_Stored data:_
+++

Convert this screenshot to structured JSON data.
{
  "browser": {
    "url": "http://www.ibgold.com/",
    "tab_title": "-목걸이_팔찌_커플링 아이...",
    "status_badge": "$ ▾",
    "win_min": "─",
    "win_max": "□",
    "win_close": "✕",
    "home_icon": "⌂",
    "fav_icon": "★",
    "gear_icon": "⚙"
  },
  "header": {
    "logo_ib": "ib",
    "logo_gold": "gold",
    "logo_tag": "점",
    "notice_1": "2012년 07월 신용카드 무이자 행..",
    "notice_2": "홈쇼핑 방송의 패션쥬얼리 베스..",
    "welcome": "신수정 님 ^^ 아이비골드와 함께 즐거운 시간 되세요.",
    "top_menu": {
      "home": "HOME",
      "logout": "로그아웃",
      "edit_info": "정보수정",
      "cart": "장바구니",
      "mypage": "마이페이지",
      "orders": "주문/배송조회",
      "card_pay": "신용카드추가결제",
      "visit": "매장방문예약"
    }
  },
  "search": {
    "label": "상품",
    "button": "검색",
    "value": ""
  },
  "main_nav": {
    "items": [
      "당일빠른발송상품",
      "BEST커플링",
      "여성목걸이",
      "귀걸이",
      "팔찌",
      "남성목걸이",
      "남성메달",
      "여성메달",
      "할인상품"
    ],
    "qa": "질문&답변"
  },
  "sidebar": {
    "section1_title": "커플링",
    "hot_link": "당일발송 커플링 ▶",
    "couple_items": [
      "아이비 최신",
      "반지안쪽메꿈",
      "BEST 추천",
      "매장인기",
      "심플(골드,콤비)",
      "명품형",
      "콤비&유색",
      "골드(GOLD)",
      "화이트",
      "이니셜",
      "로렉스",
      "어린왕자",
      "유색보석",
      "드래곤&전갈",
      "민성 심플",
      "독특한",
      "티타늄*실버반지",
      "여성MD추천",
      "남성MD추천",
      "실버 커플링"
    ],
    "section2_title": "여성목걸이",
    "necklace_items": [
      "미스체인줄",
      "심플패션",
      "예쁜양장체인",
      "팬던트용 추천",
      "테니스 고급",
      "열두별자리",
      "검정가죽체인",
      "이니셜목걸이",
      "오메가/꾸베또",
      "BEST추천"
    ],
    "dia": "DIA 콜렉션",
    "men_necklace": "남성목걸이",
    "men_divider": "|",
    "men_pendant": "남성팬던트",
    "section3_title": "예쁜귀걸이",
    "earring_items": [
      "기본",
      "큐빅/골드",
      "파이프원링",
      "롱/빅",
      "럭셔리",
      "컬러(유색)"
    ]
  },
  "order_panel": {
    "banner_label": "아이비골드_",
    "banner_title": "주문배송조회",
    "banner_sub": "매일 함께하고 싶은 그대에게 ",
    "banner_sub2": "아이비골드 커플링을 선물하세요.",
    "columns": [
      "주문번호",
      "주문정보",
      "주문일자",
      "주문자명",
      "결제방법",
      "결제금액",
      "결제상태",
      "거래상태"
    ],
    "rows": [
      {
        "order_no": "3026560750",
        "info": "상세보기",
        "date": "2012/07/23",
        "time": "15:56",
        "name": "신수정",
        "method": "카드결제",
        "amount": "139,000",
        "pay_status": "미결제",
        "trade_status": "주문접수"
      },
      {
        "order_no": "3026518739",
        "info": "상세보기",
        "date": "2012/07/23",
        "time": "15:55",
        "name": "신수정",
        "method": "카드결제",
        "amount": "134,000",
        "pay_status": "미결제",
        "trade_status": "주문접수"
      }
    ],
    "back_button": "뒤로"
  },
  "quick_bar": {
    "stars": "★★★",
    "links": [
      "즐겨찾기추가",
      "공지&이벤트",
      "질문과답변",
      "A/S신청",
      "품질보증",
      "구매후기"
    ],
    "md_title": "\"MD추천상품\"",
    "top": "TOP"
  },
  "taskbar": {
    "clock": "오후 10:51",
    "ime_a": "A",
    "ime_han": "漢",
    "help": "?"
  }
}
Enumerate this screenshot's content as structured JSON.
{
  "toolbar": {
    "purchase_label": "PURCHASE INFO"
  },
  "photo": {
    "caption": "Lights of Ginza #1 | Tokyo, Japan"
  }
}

+++

_REQUIRED TASK:_ Transcribe each entry exactly.

_RESPONSE FOR THIS EXERCISE:_
Convert this screenshot to structured JSON data.
{
  "browser": {
    "url": "http://www.ibgold.com/",
    "tab_title": "-목걸이_팔찌_커플링 아이...",
    "status_badge": "$ ▾",
    "win_min": "─",
    "win_max": "□",
    "win_close": "✕",
    "home_icon": "⌂",
    "fav_icon": "★",
    "gear_icon": "⚙"
  },
  "header": {
    "logo_ib": "ib",
    "logo_gold": "gold",
    "logo_tag": "점",
    "notice_1": "2012년 07월 신용카드 무이자 행..",
    "notice_2": "홈쇼핑 방송의 패션쥬얼리 베스..",
    "welcome": "신수정 님 ^^ 아이비골드와 함께 즐거운 시간 되세요.",
    "top_menu": {
      "home": "HOME",
      "logout": "로그아웃",
      "edit_info": "정보수정",
      "cart": "장바구니",
      "mypage": "마이페이지",
      "orders": "주문/배송조회",
      "card_pay": "신용카드추가결제",
      "visit": "매장방문예약"
    }
  },
  "search": {
    "label": "상품",
    "button": "검색",
    "value": ""
  },
  "main_nav": {
    "items": [
      "당일빠른발송상품",
      "BEST커플링",
      "여성목걸이",
      "귀걸이",
      "팔찌",
      "남성목걸이",
      "남성메달",
      "여성메달",
      "할인상품"
    ],
    "qa": "질문&답변"
  },
  "sidebar": {
    "section1_title": "커플링",
    "hot_link": "당일발송 커플링 ▶",
    "couple_items": [
      "아이비 최신",
      "반지안쪽메꿈",
      "BEST 추천",
      "매장인기",
      "심플(골드,콤비)",
      "명품형",
      "콤비&유색",
      "골드(GOLD)",
      "화이트",
      "이니셜",
      "로렉스",
      "어린왕자",
      "유색보석",
      "드래곤&전갈",
      "민성 심플",
      "독특한",
      "티타늄*실버반지",
      "여성MD추천",
      "남성MD추천",
      "실버 커플링"
    ],
    "section2_title": "여성목걸이",
    "necklace_items": [
      "미스체인줄",
      "심플패션",
      "예쁜양장체인",
      "팬던트용 추천",
      "테니스 고급",
      "열두별자리",
      "검정가죽체인",
      "이니셜목걸이",
      "오메가/꾸베또",
      "BEST추천"
    ],
    "dia": "DIA 콜렉션",
    "men_necklace": "남성목걸이",
    "men_divider": "|",
    "men_pendant": "남성팬던트",
    "section3_title": "예쁜귀걸이",
    "earring_items": [
      "기본",
      "큐빅/골드",
      "파이프원링",
      "롱/빅",
      "럭셔리",
      "컬러(유색)"
    ]
  },
  "order_panel": {
    "banner_label": "아이비골드_",
    "banner_title": "주문배송조회",
    "banner_sub": "매일 함께하고 싶은 그대에게 ",
    "banner_sub2": "아이비골드 커플링을 선물하세요.",
    "columns": [
      "주문번호",
      "주문정보",
      "주문일자",
      "주문자명",
      "결제방법",
      "결제금액",
      "결제상태",
      "거래상태"
    ],
    "rows": [
      {
        "order_no": "3026560750",
        "info": "상세보기",
        "date": "2012/07/23",
        "time": "15:56",
        "name": "신수정",
        "method": "카드결제",
        "amount": "139,000",
        "pay_status": "미결제",
        "trade_status": "주문접수"
      },
      {
        "order_no": "3026518739",
        "info": "상세보기",
        "date": "2012/07/23",
        "time": "15:55",
        "name": "신수정",
        "method": "카드결제",
        "amount": "134,000",
        "pay_status": "미결제",
        "trade_status": "주문접수"
      }
    ],
    "back_button": "뒤로"
  },
  "quick_bar": {
    "stars": "★★★",
    "links": [
      "즐겨찾기추가",
      "공지&이벤트",
      "질문과답변",
      "A/S신청",
      "품질보증",
      "구매후기"
    ],
    "md_title": "\"MD추천상품\"",
    "top": "TOP"
  },
  "taskbar": {
    "clock": "오후 10:51",
    "ime_a": "A",
    "ime_han": "漢",
    "help": "?"
  }
}
Enumerate this screenshot's content as structured JSON.
{
  "toolbar": {
    "purchase_label": "PURCHASE INFO"
  },
  "photo": {
    "caption": "Lights of Ginza #1 | Tokyo, Japan"
  }
}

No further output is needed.